Problem description — Search the material below for the string "executivos" and list each line that holds it.
******
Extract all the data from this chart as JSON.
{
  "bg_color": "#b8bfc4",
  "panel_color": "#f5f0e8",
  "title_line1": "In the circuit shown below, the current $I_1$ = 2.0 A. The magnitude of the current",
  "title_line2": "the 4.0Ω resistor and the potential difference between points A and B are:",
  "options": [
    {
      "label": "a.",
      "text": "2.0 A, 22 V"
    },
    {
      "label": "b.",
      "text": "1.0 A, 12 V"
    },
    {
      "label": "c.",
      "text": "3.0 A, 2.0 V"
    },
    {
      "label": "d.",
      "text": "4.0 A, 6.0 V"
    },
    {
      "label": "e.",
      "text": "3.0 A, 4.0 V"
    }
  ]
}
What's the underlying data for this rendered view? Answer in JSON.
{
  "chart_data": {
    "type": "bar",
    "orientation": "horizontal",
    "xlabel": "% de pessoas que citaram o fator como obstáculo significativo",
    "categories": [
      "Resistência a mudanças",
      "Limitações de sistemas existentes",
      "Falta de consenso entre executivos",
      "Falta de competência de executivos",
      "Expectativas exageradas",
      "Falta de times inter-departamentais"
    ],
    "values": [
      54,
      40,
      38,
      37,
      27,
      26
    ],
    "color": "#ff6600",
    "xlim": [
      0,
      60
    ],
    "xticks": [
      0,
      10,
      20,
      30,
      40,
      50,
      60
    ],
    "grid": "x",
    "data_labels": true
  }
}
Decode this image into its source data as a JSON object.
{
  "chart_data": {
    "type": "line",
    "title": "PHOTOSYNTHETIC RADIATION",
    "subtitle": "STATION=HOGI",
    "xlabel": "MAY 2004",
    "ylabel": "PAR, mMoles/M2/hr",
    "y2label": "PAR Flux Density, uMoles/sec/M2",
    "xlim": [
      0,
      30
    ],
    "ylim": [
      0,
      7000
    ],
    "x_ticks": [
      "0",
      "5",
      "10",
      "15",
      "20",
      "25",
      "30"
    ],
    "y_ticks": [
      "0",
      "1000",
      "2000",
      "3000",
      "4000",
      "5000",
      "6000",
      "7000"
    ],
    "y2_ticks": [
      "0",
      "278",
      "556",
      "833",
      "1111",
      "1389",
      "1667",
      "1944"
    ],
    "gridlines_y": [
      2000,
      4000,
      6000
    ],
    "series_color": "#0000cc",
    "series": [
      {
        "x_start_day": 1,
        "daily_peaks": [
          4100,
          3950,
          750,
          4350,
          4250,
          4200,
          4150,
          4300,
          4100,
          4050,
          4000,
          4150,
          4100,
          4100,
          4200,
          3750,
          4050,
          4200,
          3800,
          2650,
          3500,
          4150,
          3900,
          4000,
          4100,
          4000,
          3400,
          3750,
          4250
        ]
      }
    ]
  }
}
******
Response to this exercise —
      "Falta de consenso entre executivos",
      "Falta de competência de executivos",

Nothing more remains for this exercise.